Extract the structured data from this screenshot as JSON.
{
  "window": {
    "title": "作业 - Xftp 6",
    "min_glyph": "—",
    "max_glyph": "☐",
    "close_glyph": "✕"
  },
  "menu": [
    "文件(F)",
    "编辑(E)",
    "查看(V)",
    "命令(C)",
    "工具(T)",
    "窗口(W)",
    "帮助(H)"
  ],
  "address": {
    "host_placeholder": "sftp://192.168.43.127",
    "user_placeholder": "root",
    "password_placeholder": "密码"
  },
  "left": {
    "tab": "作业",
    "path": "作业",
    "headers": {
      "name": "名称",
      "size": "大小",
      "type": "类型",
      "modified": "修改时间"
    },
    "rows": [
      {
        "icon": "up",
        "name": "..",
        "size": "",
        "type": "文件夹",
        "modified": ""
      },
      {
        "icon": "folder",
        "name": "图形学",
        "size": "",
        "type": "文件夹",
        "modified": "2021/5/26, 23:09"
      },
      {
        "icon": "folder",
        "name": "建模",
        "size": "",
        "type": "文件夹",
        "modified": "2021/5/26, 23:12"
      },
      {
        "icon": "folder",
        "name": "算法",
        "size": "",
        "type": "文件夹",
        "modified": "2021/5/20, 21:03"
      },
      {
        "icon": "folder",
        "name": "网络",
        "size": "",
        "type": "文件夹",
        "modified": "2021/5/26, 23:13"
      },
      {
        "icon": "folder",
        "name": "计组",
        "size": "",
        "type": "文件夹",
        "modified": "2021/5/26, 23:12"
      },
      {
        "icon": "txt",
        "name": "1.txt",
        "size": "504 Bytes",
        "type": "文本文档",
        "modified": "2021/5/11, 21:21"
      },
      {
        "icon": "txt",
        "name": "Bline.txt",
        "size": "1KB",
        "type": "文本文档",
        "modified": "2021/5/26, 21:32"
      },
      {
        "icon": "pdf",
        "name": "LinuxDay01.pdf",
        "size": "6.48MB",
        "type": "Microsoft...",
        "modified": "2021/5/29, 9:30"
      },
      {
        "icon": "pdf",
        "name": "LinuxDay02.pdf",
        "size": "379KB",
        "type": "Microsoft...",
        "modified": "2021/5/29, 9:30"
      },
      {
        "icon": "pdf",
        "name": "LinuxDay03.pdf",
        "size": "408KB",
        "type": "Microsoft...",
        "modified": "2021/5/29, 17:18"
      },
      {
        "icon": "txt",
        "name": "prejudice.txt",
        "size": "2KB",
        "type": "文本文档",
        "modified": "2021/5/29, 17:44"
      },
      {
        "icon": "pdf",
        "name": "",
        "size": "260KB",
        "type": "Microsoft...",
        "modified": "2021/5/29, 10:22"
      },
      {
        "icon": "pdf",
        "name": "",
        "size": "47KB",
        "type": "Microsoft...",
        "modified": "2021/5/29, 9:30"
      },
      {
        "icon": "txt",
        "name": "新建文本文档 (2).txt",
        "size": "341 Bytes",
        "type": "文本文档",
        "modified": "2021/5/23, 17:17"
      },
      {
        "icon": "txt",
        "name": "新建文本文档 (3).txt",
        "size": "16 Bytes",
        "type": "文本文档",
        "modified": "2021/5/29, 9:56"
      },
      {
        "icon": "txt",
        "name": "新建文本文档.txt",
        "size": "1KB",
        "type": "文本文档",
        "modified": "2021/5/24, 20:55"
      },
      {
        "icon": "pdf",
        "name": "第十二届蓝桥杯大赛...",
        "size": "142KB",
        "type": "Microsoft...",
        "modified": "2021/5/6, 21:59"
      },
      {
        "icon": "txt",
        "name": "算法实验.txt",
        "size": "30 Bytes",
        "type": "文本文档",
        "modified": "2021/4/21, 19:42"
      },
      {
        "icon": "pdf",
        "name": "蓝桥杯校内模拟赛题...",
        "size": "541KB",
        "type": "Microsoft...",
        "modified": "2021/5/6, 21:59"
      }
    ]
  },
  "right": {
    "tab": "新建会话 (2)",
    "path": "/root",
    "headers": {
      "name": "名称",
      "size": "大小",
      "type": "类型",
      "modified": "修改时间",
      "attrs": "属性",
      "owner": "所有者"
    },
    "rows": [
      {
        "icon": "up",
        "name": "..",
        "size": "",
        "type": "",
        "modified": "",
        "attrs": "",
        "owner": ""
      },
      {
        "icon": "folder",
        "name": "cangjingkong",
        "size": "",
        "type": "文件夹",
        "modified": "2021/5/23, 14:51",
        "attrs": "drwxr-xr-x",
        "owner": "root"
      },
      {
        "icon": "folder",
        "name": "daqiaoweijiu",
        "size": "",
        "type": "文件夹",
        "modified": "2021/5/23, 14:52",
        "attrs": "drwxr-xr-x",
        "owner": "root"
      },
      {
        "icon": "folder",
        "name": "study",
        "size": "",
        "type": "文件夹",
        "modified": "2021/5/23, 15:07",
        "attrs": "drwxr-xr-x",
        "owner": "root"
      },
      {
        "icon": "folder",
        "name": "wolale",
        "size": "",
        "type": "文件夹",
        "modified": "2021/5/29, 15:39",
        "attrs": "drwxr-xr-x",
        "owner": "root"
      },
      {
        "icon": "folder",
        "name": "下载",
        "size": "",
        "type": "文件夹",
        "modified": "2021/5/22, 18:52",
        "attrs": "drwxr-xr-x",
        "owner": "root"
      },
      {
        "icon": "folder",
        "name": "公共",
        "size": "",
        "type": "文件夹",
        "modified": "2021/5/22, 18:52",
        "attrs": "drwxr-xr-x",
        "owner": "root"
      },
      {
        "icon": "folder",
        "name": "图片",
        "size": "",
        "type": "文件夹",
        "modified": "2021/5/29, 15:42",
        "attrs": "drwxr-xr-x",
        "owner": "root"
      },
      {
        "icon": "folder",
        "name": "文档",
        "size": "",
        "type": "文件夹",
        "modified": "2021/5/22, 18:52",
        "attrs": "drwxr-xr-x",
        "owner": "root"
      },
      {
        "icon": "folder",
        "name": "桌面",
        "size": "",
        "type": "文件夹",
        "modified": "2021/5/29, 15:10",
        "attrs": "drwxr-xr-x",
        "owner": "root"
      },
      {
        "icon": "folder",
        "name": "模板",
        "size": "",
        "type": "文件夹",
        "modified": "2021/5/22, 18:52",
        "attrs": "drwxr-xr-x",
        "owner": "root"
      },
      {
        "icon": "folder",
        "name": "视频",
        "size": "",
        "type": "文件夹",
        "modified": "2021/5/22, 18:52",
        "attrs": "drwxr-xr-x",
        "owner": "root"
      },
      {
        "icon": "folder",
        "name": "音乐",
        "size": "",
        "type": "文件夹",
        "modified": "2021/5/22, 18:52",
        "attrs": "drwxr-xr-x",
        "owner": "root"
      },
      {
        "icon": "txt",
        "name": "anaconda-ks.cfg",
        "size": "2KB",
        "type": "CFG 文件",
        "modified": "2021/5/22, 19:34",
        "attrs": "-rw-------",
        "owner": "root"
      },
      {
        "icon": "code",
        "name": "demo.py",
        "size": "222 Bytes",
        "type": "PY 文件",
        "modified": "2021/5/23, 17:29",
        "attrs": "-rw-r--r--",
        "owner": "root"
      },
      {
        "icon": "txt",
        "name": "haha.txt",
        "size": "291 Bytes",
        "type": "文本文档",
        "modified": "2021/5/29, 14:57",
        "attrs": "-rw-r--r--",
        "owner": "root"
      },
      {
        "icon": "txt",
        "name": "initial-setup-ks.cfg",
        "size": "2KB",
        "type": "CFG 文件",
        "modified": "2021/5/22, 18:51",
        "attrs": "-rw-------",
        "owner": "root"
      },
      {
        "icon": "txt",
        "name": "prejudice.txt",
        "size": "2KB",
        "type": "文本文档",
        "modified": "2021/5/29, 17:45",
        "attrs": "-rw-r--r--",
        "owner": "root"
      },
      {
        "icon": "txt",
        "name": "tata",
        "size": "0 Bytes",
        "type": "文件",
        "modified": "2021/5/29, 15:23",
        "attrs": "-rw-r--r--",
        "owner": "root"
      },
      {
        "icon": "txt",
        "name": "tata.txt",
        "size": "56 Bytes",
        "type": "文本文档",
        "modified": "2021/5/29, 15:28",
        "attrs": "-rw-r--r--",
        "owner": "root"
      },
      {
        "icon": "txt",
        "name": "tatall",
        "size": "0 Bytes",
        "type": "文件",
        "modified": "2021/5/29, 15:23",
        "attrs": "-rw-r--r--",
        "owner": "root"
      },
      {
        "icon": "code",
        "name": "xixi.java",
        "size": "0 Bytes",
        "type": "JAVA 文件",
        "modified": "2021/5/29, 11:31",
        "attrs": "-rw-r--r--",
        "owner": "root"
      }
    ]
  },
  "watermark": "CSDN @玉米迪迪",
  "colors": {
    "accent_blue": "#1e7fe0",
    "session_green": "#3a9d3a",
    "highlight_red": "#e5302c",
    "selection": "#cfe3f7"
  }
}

◇ ◇ ◇

Check each line above for the word "Bytes" and copy the ones that have it.

        "size": "504 Bytes",
        "size": "341 Bytes",
        "size": "16 Bytes",
        "size": "30 Bytes",
        "size": "222 Bytes",
        "size": "291 Bytes",
        "size": "0 Bytes",
        "size": "56 Bytes",
        "size": "0 Bytes",
        "size": "0 Bytes",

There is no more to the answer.